- [WHAT TO DO]: In the records that follow, show each line where the word "Charles" is present.

- [Extracted records]:
** START **
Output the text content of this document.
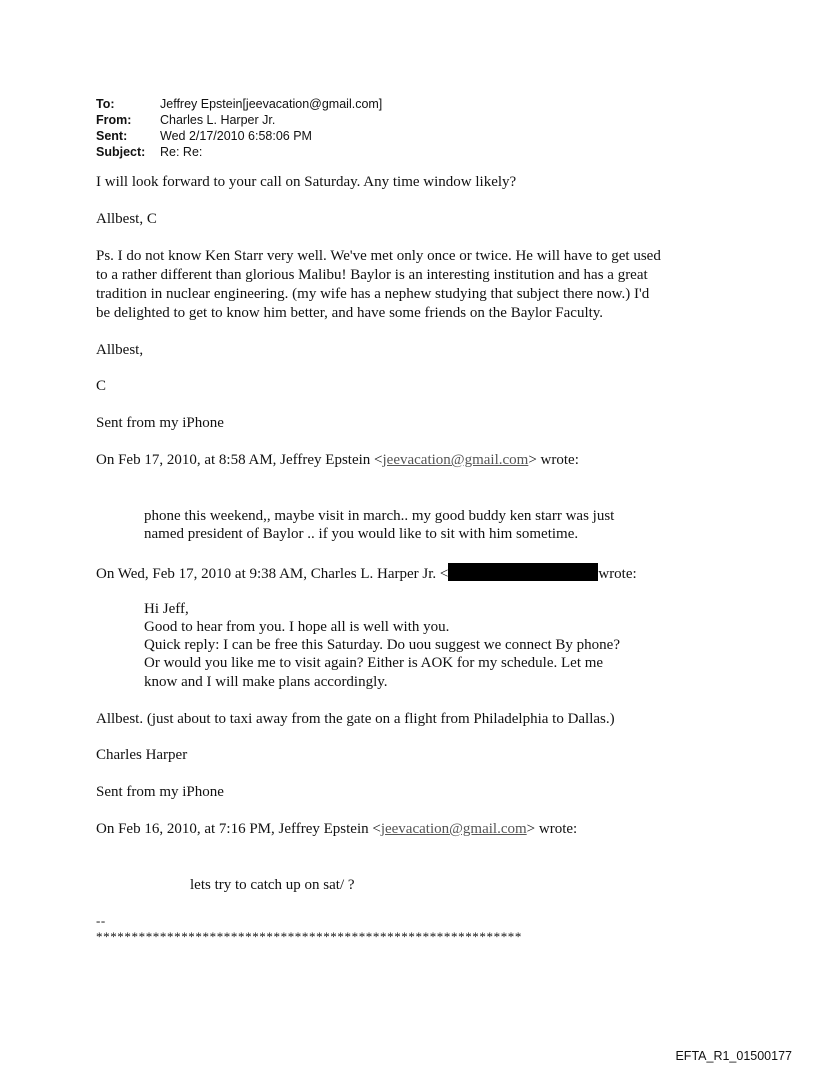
To:	Jeffrey Epstein[jeevacation@gmail.com]
From:	Charles L. Harper Jr.
Sent:	Wed 2/17/2010 6:58:06 PM
Subject:	Re: Re:

I will look forward to your call on Saturday. Any time window likely?

Allbest, C

Ps. I do not know Ken Starr very well. We've met only once or twice. He will have to get used

to a rather different than glorious Malibu! Baylor is an interesting institution and has a great

tradition in nuclear engineering. (my wife has a nephew studying that subject there now.) I'd

be delighted to get to know him better, and have some friends on the Baylor Faculty.

Allbest,

C

Sent from my iPhone

On Feb 17, 2010, at 8:58 AM, Jeffrey Epstein <jeevacation@gmail.com> wrote:

phone this weekend,, maybe visit in march.. my good buddy ken starr was just

named president of Baylor .. if you would like to sit with him sometime.

On Wed, Feb 17, 2010 at 9:38 AM, Charles L. Harper Jr. <	wrote:

Hi Jeff,

Good to hear from you. I hope all is well with you.

Quick reply: I can be free this Saturday. Do uou suggest we connect By phone?

Or would you like me to visit again? Either is AOK for my schedule. Let me

know and I will make plans accordingly.

Allbest. (just about to taxi away from the gate on a flight from Philadelphia to Dallas.)

Charles Harper

Sent from my iPhone

On Feb 16, 2010, at 7:16 PM, Jeffrey Epstein <jeevacation@gmail.com> wrote:

lets try to catch up on sat/ ?

--

************************************************************

EFTA_R1_01500177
** END **
- [FINISHED EXERCISE]:
From:	Charles L. Harper Jr.
On Wed, Feb 17, 2010 at 9:38 AM, Charles L. Harper Jr. <	wrote:
Charles Harper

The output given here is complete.